_PROMPT_
List every line in this data where the string "АМТС" occurs.

_SOURCE DATA_
╭──
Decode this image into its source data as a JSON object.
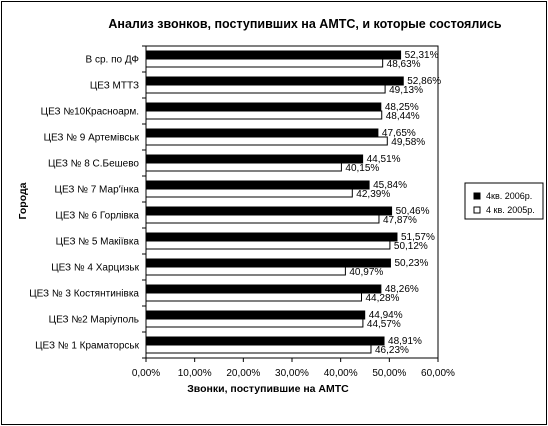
{
  "colors": {
    "series_2006": "#000000",
    "series_2005": "#ffffff",
    "outline": "#000000"
  },
  "chart_data": {
    "type": "bar",
    "orientation": "horizontal",
    "title": "Анализ звонков, поступивших на АМТС, и которые состоялись",
    "xlabel": "Звонки, поступившие на АМТС",
    "ylabel": "Города",
    "xlim": [
      0,
      60
    ],
    "x_tick_labels": [
      "0,00%",
      "10,00%",
      "20,00%",
      "30,00%",
      "40,00%",
      "50,00%",
      "60,00%"
    ],
    "grid": false,
    "legend_position": "right",
    "categories": [
      "В ср. по ДФ",
      "ЦЕЗ МТТЗ",
      "ЦЕЗ №10Красноарм.",
      "ЦЕЗ № 9 Артемівськ",
      "ЦЕЗ № 8 С.Бешево",
      "ЦЕЗ № 7 Мар'їнка",
      "ЦЕЗ № 6 Горлівка",
      "ЦЕЗ № 5 Макіївка",
      "ЦЕЗ № 4 Харцизьк",
      "ЦЕЗ № 3 Костянтинівка",
      "ЦЕЗ  №2 Маріуполь",
      "ЦЕЗ № 1 Краматорськ"
    ],
    "series": [
      {
        "name": "4кв. 2006р.",
        "values": [
          52.31,
          52.86,
          48.25,
          47.65,
          44.51,
          45.84,
          50.46,
          51.57,
          50.23,
          48.26,
          44.94,
          48.91
        ],
        "labels": [
          "52,31%",
          "52,86%",
          "48,25%",
          "47,65%",
          "44,51%",
          "45,84%",
          "50,46%",
          "51,57%",
          "50,23%",
          "48,26%",
          "44,94%",
          "48,91%"
        ]
      },
      {
        "name": "4 кв. 2005р.",
        "values": [
          48.63,
          49.13,
          48.44,
          49.58,
          40.15,
          42.39,
          47.87,
          50.12,
          40.97,
          44.28,
          44.57,
          46.23
        ],
        "labels": [
          "48,63%",
          "49,13%",
          "48,44%",
          "49,58%",
          "40,15%",
          "42,39%",
          "47,87%",
          "50,12%",
          "40,97%",
          "44,28%",
          "44,57%",
          "46,23%"
        ]
      }
    ]
  }
}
╰──
_REPLY_
    "title": "Анализ звонков, поступивших на АМТС, и которые состоялись",
    "xlabel": "Звонки, поступившие на АМТС",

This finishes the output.